Transcribe the data that follows precisely, omitting nothing.

---------- Materials provided

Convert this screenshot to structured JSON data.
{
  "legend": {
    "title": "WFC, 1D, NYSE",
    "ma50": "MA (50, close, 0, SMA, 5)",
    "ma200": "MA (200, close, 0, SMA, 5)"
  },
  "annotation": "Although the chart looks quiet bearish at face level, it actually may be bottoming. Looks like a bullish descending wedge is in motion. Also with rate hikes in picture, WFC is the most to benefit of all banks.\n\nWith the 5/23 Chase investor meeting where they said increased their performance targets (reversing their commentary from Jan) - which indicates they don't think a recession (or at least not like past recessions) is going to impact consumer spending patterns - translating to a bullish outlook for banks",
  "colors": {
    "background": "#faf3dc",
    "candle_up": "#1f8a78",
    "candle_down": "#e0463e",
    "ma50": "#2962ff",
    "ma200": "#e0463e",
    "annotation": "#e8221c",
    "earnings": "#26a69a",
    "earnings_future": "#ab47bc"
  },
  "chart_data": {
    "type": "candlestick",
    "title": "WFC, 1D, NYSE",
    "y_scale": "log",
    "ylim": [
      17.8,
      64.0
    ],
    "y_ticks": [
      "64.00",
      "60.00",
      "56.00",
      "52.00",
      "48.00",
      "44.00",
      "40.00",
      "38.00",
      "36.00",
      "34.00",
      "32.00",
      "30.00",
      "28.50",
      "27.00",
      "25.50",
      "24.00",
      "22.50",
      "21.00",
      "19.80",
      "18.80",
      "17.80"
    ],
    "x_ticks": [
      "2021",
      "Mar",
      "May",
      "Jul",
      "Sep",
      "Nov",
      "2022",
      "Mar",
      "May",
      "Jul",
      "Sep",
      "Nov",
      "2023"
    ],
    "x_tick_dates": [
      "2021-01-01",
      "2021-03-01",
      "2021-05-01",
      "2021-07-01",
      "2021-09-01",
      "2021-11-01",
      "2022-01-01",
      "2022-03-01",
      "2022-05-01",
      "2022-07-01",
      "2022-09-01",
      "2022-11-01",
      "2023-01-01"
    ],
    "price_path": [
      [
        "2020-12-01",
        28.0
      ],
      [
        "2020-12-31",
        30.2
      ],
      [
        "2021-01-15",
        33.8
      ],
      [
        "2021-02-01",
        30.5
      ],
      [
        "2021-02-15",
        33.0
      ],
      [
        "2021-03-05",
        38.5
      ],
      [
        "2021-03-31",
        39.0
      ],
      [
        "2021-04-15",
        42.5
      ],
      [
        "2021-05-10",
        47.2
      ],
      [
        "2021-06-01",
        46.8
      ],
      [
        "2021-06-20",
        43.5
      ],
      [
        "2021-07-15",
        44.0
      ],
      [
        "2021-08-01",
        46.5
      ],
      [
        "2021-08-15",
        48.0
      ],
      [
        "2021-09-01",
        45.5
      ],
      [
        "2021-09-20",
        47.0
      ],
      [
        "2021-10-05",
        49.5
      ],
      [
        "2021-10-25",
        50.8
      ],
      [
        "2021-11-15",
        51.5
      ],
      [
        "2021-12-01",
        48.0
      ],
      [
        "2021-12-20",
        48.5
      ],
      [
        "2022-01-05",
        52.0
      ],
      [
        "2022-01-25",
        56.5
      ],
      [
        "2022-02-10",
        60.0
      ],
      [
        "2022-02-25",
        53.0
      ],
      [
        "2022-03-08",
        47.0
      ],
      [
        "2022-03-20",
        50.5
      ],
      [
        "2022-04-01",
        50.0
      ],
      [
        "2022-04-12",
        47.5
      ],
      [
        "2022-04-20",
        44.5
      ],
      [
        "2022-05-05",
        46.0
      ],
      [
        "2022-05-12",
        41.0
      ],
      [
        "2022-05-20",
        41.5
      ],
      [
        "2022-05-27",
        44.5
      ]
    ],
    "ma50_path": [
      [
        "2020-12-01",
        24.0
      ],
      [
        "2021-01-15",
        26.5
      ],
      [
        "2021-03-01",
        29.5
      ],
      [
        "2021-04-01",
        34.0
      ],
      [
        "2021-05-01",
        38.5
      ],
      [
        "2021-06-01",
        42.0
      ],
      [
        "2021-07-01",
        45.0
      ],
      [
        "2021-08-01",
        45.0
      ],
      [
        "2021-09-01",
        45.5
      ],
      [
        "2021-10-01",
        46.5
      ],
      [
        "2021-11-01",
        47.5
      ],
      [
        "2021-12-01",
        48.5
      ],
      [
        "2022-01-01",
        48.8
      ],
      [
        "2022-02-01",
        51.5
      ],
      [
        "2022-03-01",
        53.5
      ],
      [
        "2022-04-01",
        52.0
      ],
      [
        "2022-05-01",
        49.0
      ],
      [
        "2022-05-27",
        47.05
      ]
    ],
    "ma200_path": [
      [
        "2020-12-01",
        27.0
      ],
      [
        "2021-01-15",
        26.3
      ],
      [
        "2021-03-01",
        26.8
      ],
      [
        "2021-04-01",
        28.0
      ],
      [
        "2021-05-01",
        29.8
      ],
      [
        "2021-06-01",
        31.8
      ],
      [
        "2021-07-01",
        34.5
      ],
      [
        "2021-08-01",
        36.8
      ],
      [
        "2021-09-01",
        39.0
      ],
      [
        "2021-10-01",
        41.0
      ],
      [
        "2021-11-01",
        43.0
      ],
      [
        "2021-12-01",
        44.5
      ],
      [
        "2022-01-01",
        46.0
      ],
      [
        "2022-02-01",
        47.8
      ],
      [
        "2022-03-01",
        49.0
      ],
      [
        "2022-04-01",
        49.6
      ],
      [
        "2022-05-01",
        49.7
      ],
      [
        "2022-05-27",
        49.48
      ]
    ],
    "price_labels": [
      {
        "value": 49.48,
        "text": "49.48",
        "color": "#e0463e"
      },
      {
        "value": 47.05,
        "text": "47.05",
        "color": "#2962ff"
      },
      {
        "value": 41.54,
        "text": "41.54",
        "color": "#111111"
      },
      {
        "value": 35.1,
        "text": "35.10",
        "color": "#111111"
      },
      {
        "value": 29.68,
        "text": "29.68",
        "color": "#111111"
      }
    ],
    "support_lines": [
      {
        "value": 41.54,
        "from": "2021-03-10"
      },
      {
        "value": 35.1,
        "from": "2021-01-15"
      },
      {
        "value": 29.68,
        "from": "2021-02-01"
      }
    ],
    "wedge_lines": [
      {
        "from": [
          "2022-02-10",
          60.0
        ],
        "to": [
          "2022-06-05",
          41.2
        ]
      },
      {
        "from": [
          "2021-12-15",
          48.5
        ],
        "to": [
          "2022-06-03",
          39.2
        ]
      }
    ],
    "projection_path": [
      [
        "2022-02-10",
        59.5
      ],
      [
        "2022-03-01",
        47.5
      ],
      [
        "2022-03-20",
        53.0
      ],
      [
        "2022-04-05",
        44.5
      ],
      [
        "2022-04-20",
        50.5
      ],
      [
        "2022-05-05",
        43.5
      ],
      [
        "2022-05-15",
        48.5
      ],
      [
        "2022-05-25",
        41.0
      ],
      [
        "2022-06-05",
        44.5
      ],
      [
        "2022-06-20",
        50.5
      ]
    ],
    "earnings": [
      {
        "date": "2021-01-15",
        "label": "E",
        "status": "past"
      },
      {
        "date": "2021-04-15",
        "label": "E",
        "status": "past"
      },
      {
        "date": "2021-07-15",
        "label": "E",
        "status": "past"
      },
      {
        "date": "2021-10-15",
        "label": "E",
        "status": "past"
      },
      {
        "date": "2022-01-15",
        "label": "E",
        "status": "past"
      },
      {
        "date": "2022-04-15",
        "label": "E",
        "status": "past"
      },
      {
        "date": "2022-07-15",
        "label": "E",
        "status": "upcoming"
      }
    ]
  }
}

--------------------

▸ **Task output**:
Convert this screenshot to structured JSON data.
{
  "legend": {
    "title": "WFC, 1D, NYSE",
    "ma50": "MA (50, close, 0, SMA, 5)",
    "ma200": "MA (200, close, 0, SMA, 5)"
  },
  "annotation": "Although the chart looks quiet bearish at face level, it actually may be bottoming. Looks like a bullish descending wedge is in motion. Also with rate hikes in picture, WFC is the most to benefit of all banks.\n\nWith the 5/23 Chase investor meeting where they said increased their performance targets (reversing their commentary from Jan) - which indicates they don't think a recession (or at least not like past recessions) is going to impact consumer spending patterns - translating to a bullish outlook for banks",
  "colors": {
    "background": "#faf3dc",
    "candle_up": "#1f8a78",
    "candle_down": "#e0463e",
    "ma50": "#2962ff",
    "ma200": "#e0463e",
    "annotation": "#e8221c",
    "earnings": "#26a69a",
    "earnings_future": "#ab47bc"
  },
  "chart_data": {
    "type": "candlestick",
    "title": "WFC, 1D, NYSE",
    "y_scale": "log",
    "ylim": [
      17.8,
      64.0
    ],
    "y_ticks": [
      "64.00",
      "60.00",
      "56.00",
      "52.00",
      "48.00",
      "44.00",
      "40.00",
      "38.00",
      "36.00",
      "34.00",
      "32.00",
      "30.00",
      "28.50",
      "27.00",
      "25.50",
      "24.00",
      "22.50",
      "21.00",
      "19.80",
      "18.80",
      "17.80"
    ],
    "x_ticks": [
      "2021",
      "Mar",
      "May",
      "Jul",
      "Sep",
      "Nov",
      "2022",
      "Mar",
      "May",
      "Jul",
      "Sep",
      "Nov",
      "2023"
    ],
    "x_tick_dates": [
      "2021-01-01",
      "2021-03-01",
      "2021-05-01",
      "2021-07-01",
      "2021-09-01",
      "2021-11-01",
      "2022-01-01",
      "2022-03-01",
      "2022-05-01",
      "2022-07-01",
      "2022-09-01",
      "2022-11-01",
      "2023-01-01"
    ],
    "price_path": [
      [
        "2020-12-01",
        28.0
      ],
      [
        "2020-12-31",
        30.2
      ],
      [
        "2021-01-15",
        33.8
      ],
      [
        "2021-02-01",
        30.5
      ],
      [
        "2021-02-15",
        33.0
      ],
      [
        "2021-03-05",
        38.5
      ],
      [
        "2021-03-31",
        39.0
      ],
      [
        "2021-04-15",
        42.5
      ],
      [
        "2021-05-10",
        47.2
      ],
      [
        "2021-06-01",
        46.8
      ],
      [
        "2021-06-20",
        43.5
      ],
      [
        "2021-07-15",
        44.0
      ],
      [
        "2021-08-01",
        46.5
      ],
      [
        "2021-08-15",
        48.0
      ],
      [
        "2021-09-01",
        45.5
      ],
      [
        "2021-09-20",
        47.0
      ],
      [
        "2021-10-05",
        49.5
      ],
      [
        "2021-10-25",
        50.8
      ],
      [
        "2021-11-15",
        51.5
      ],
      [
        "2021-12-01",
        48.0
      ],
      [
        "2021-12-20",
        48.5
      ],
      [
        "2022-01-05",
        52.0
      ],
      [
        "2022-01-25",
        56.5
      ],
      [
        "2022-02-10",
        60.0
      ],
      [
        "2022-02-25",
        53.0
      ],
      [
        "2022-03-08",
        47.0
      ],
      [
        "2022-03-20",
        50.5
      ],
      [
        "2022-04-01",
        50.0
      ],
      [
        "2022-04-12",
        47.5
      ],
      [
        "2022-04-20",
        44.5
      ],
      [
        "2022-05-05",
        46.0
      ],
      [
        "2022-05-12",
        41.0
      ],
      [
        "2022-05-20",
        41.5
      ],
      [
        "2022-05-27",
        44.5
      ]
    ],
    "ma50_path": [
      [
        "2020-12-01",
        24.0
      ],
      [
        "2021-01-15",
        26.5
      ],
      [
        "2021-03-01",
        29.5
      ],
      [
        "2021-04-01",
        34.0
      ],
      [
        "2021-05-01",
        38.5
      ],
      [
        "2021-06-01",
        42.0
      ],
      [
        "2021-07-01",
        45.0
      ],
      [
        "2021-08-01",
        45.0
      ],
      [
        "2021-09-01",
        45.5
      ],
      [
        "2021-10-01",
        46.5
      ],
      [
        "2021-11-01",
        47.5
      ],
      [
        "2021-12-01",
        48.5
      ],
      [
        "2022-01-01",
        48.8
      ],
      [
        "2022-02-01",
        51.5
      ],
      [
        "2022-03-01",
        53.5
      ],
      [
        "2022-04-01",
        52.0
      ],
      [
        "2022-05-01",
        49.0
      ],
      [
        "2022-05-27",
        47.05
      ]
    ],
    "ma200_path": [
      [
        "2020-12-01",
        27.0
      ],
      [
        "2021-01-15",
        26.3
      ],
      [
        "2021-03-01",
        26.8
      ],
      [
        "2021-04-01",
        28.0
      ],
      [
        "2021-05-01",
        29.8
      ],
      [
        "2021-06-01",
        31.8
      ],
      [
        "2021-07-01",
        34.5
      ],
      [
        "2021-08-01",
        36.8
      ],
      [
        "2021-09-01",
        39.0
      ],
      [
        "2021-10-01",
        41.0
      ],
      [
        "2021-11-01",
        43.0
      ],
      [
        "2021-12-01",
        44.5
      ],
      [
        "2022-01-01",
        46.0
      ],
      [
        "2022-02-01",
        47.8
      ],
      [
        "2022-03-01",
        49.0
      ],
      [
        "2022-04-01",
        49.6
      ],
      [
        "2022-05-01",
        49.7
      ],
      [
        "2022-05-27",
        49.48
      ]
    ],
    "price_labels": [
      {
        "value": 49.48,
        "text": "49.48",
        "color": "#e0463e"
      },
      {
        "value": 47.05,
        "text": "47.05",
        "color": "#2962ff"
      },
      {
        "value": 41.54,
        "text": "41.54",
        "color": "#111111"
      },
      {
        "value": 35.1,
        "text": "35.10",
        "color": "#111111"
      },
      {
        "value": 29.68,
        "text": "29.68",
        "color": "#111111"
      }
    ],
    "support_lines": [
      {
        "value": 41.54,
        "from": "2021-03-10"
      },
      {
        "value": 35.1,
        "from": "2021-01-15"
      },
      {
        "value": 29.68,
        "from": "2021-02-01"
      }
    ],
    "wedge_lines": [
      {
        "from": [
          "2022-02-10",
          60.0
        ],
        "to": [
          "2022-06-05",
          41.2
        ]
      },
      {
        "from": [
          "2021-12-15",
          48.5
        ],
        "to": [
          "2022-06-03",
          39.2
        ]
      }
    ],
    "projection_path": [
      [
        "2022-02-10",
        59.5
      ],
      [
        "2022-03-01",
        47.5
      ],
      [
        "2022-03-20",
        53.0
      ],
      [
        "2022-04-05",
        44.5
      ],
      [
        "2022-04-20",
        50.5
      ],
      [
        "2022-05-05",
        43.5
      ],
      [
        "2022-05-15",
        48.5
      ],
      [
        "2022-05-25",
        41.0
      ],
      [
        "2022-06-05",
        44.5
      ],
      [
        "2022-06-20",
        50.5
      ]
    ],
    "earnings": [
      {
        "date": "2021-01-15",
        "label": "E",
        "status": "past"
      },
      {
        "date": "2021-04-15",
        "label": "E",
        "status": "past"
      },
      {
        "date": "2021-07-15",
        "label": "E",
        "status": "past"
      },
      {
        "date": "2021-10-15",
        "label": "E",
        "status": "past"
      },
      {
        "date": "2022-01-15",
        "label": "E",
        "status": "past"
      },
      {
        "date": "2022-04-15",
        "label": "E",
        "status": "past"
      },
      {
        "date": "2022-07-15",
        "label": "E",
        "status": "upcoming"
      }
    ]
  }
}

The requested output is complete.